- **CHALLENGE**:
Repeat each record below exactly, dropping the pictures.

===== THE RECORDS

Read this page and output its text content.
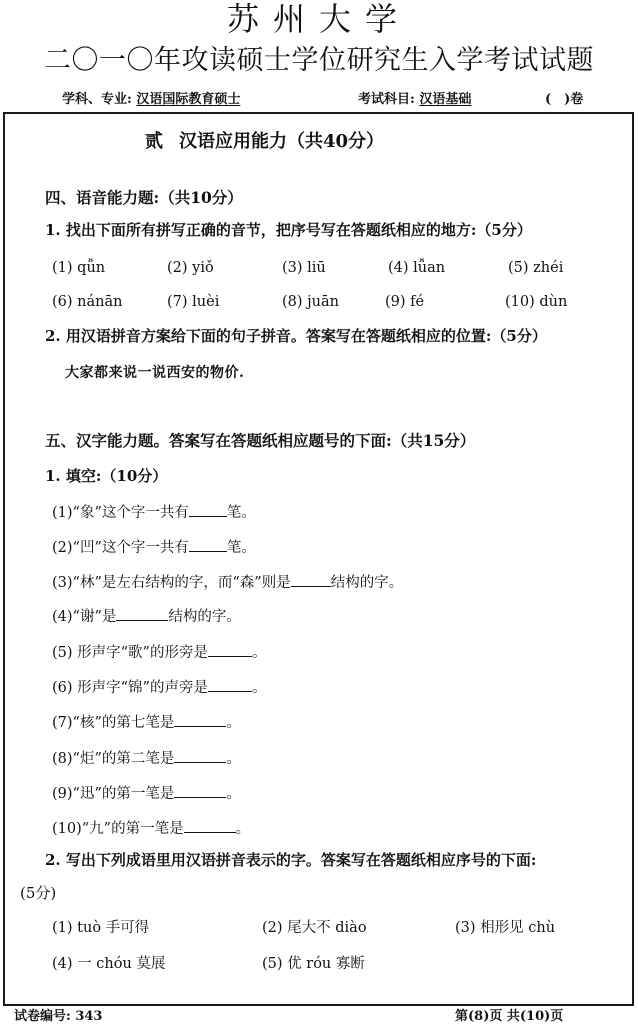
苏州大学
二〇一〇年攻读硕士学位研究生入学考试试题
学科、专业: 汉语国际教育硕士	考试科目: 汉语基础	(　)卷
贰 汉语应用能力（共40分）
四、语音能力题:（共10分）
1. 找出下面所有拼写正确的音节，把序号写在答题纸相应的地方:（5分）
(1) qǚn	(2) yiǒ	(3) liū	(4) lǚan	(5) zhéi
(6) nánān	(7) luèi	(8) juān	(9) fé	(10) dùn
2. 用汉语拼音方案给下面的句子拼音。答案写在答题纸相应的位置:（5分）
大家都来说一说西安的物价.
五、汉字能力题。答案写在答题纸相应题号的下面:（共15分）
1. 填空:（10分）
(1)“象”这个字一共有	笔。
(2)“凹”这个字一共有	笔。
(3)“林”是左右结构的字，而“森”则是	结构的字。
(4)“谢”是	结构的字。
(5) 形声字“歌”的形旁是	。
(6) 形声字“锦”的声旁是	。
(7)“核”的第七笔是	。
(8)“炬”的第二笔是	。
(9)“迅”的第一笔是	。
(10)“九”的第一笔是	。
2. 写出下列成语里用汉语拼音表示的字。答案写在答题纸相应序号的下面:
(5分)
(1) tuò 手可得	(2) 尾大不 diào	(3) 相形见 chù
(4) 一 chóu 莫展	(5) 优 róu 寡断
试卷编号: 343	第(8)页 共(10)页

==========

- **RESPONSE TO THE EXERCISE**:
Read this page and output its text content.
苏州大学
二〇一〇年攻读硕士学位研究生入学考试试题
学科、专业: 汉语国际教育硕士	考试科目: 汉语基础	(　)卷
贰 汉语应用能力（共40分）
四、语音能力题:（共10分）
1. 找出下面所有拼写正确的音节，把序号写在答题纸相应的地方:（5分）
(1) qǚn	(2) yiǒ	(3) liū	(4) lǚan	(5) zhéi
(6) nánān	(7) luèi	(8) juān	(9) fé	(10) dùn
2. 用汉语拼音方案给下面的句子拼音。答案写在答题纸相应的位置:（5分）
大家都来说一说西安的物价.
五、汉字能力题。答案写在答题纸相应题号的下面:（共15分）
1. 填空:（10分）
(1)“象”这个字一共有	笔。
(2)“凹”这个字一共有	笔。
(3)“林”是左右结构的字，而“森”则是	结构的字。
(4)“谢”是	结构的字。
(5) 形声字“歌”的形旁是	。
(6) 形声字“锦”的声旁是	。
(7)“核”的第七笔是	。
(8)“炬”的第二笔是	。
(9)“迅”的第一笔是	。
(10)“九”的第一笔是	。
2. 写出下列成语里用汉语拼音表示的字。答案写在答题纸相应序号的下面:
(5分)
(1) tuò 手可得	(2) 尾大不 diào	(3) 相形见 chù
(4) 一 chóu 莫展	(5) 优 róu 寡断
试卷编号: 343	第(8)页 共(10)页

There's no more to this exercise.